* **EXERCISE PROMPT**: Go through the entries below and pick out every line with "having".

════════════════

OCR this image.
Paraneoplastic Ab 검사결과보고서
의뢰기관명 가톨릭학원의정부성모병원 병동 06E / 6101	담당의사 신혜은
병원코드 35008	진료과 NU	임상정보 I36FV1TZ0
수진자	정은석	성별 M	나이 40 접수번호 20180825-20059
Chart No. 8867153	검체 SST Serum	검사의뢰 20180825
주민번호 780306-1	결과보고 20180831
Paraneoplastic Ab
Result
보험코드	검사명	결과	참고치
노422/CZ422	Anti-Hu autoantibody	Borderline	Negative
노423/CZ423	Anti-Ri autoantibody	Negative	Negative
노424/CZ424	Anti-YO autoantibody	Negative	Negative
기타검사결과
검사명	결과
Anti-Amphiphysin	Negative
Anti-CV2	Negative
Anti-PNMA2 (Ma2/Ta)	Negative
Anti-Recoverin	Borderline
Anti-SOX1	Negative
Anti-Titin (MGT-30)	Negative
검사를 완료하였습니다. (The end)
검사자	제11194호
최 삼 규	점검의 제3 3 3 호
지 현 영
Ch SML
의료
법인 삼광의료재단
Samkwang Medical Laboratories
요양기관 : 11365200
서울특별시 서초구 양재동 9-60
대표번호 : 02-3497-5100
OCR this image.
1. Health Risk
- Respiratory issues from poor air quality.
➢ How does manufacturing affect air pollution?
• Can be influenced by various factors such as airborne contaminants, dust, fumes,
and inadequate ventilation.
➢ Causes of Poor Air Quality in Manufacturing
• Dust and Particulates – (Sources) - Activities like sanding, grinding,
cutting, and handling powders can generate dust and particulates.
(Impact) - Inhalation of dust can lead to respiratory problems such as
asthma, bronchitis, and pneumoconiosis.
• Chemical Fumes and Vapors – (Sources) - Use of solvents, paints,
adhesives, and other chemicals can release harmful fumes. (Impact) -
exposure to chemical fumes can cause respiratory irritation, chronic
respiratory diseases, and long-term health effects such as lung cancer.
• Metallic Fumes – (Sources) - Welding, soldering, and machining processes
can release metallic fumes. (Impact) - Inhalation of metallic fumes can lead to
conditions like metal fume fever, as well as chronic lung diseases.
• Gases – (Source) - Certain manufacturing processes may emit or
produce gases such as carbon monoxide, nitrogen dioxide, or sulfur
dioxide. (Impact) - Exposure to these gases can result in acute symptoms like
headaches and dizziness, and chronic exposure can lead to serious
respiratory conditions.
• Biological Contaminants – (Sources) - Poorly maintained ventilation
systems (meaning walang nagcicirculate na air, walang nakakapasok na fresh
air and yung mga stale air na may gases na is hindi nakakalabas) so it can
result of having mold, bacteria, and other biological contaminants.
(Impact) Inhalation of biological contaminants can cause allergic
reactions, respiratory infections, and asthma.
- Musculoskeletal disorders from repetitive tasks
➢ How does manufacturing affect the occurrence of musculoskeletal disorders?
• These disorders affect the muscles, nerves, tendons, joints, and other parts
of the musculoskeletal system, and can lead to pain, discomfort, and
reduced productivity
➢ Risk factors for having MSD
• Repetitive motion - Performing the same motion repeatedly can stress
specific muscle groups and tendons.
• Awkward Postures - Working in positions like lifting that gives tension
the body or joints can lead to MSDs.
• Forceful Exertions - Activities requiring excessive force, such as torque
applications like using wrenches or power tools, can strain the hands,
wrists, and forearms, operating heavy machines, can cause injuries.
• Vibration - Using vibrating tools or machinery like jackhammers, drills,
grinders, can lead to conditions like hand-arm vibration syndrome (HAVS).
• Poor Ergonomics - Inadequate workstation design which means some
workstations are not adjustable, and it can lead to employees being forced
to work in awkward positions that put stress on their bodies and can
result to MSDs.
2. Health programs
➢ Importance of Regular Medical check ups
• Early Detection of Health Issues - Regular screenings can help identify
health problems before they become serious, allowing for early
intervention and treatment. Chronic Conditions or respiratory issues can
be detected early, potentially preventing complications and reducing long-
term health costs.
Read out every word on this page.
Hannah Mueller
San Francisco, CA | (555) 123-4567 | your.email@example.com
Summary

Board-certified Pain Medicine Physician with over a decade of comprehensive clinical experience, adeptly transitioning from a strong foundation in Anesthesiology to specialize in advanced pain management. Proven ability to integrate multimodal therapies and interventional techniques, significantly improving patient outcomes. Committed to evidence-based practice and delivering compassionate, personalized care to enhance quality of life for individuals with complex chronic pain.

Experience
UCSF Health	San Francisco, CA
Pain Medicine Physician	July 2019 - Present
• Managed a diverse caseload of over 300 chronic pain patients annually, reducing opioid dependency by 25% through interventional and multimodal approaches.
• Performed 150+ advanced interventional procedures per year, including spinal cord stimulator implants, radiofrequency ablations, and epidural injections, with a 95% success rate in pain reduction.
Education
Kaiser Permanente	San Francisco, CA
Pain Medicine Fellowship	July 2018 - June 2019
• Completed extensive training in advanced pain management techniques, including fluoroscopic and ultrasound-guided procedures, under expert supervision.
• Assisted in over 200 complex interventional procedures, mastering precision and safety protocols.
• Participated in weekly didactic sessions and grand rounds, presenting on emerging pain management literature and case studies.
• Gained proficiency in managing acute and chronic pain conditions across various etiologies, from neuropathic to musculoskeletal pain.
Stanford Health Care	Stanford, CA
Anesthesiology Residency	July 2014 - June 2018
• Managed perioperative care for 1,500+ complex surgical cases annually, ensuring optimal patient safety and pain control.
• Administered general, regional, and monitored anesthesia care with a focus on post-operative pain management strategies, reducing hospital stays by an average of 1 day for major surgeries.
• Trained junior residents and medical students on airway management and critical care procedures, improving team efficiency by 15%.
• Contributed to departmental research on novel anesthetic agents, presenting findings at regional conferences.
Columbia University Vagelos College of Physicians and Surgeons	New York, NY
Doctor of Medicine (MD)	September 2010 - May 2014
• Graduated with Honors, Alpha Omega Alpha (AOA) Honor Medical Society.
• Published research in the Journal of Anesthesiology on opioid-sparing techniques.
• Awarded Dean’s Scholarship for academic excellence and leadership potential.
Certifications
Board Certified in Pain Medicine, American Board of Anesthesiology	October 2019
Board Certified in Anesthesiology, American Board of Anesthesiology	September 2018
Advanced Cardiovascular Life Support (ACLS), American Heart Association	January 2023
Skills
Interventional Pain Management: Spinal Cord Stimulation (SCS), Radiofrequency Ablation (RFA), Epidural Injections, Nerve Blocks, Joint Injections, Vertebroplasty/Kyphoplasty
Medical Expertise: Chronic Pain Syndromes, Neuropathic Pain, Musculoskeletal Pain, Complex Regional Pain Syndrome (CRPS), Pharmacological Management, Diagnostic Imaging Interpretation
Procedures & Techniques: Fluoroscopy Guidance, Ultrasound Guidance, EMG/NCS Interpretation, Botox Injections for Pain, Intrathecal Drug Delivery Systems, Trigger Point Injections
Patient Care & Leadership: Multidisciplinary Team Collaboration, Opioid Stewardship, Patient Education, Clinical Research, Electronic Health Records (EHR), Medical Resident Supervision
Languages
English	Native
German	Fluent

════════════════

* **RESULT**:
result of having mold, bacteria, and other biological contaminants.
➢ Risk factors for having MSD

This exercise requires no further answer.